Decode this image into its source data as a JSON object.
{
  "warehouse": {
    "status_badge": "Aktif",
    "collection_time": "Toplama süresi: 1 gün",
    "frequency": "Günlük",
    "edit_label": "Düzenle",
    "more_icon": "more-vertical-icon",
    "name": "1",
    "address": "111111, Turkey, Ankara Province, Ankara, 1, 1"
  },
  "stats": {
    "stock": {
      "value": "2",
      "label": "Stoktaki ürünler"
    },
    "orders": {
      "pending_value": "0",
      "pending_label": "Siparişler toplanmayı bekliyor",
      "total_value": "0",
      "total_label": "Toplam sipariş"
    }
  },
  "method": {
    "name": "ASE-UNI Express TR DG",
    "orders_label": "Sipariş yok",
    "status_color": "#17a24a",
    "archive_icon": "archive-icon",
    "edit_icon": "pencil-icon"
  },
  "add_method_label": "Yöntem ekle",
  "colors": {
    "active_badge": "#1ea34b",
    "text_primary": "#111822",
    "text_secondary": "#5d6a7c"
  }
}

•••••

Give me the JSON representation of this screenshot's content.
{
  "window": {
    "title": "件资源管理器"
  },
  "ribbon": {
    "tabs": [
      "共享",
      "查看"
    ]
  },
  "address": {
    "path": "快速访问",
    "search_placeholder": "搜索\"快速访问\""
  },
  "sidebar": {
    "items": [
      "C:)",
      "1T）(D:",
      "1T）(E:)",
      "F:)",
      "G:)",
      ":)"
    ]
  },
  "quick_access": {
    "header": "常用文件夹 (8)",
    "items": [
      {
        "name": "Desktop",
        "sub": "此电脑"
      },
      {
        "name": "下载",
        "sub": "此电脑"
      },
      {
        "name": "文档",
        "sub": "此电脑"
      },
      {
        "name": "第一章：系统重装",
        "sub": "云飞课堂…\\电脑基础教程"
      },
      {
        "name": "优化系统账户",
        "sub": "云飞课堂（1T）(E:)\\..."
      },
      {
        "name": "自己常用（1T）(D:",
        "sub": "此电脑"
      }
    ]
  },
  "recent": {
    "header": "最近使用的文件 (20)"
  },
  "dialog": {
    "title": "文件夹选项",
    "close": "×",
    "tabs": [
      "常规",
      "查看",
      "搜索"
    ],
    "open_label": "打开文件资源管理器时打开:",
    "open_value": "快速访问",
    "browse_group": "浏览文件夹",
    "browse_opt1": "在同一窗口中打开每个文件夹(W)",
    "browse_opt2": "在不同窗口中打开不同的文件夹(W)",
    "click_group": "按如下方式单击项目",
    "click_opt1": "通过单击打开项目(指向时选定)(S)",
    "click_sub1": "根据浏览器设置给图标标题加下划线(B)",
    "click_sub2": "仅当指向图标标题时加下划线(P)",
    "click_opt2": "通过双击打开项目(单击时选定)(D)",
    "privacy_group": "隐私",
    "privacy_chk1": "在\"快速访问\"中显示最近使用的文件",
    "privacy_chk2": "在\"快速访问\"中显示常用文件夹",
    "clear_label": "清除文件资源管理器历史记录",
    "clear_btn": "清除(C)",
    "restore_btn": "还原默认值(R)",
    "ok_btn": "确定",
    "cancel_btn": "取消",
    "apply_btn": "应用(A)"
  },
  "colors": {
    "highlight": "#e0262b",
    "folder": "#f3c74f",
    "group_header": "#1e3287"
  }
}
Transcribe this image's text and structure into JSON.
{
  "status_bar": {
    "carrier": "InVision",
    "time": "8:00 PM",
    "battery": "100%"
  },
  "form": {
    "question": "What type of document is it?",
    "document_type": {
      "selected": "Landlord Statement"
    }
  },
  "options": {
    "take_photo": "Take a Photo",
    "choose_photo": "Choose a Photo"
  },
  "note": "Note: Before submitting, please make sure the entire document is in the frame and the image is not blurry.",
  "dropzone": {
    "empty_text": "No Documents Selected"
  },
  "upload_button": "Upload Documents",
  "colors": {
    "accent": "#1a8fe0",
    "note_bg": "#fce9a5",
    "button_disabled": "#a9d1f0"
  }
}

•••••

> [Problem details] For each line of the entries that includes "image", show that line.

> [Output of the task]
Decode this image into its source data as a JSON object.
Transcribe this image's text and structure into JSON.
  "note": "Note: Before submitting, please make sure the entire document is in the frame and the image is not blurry.",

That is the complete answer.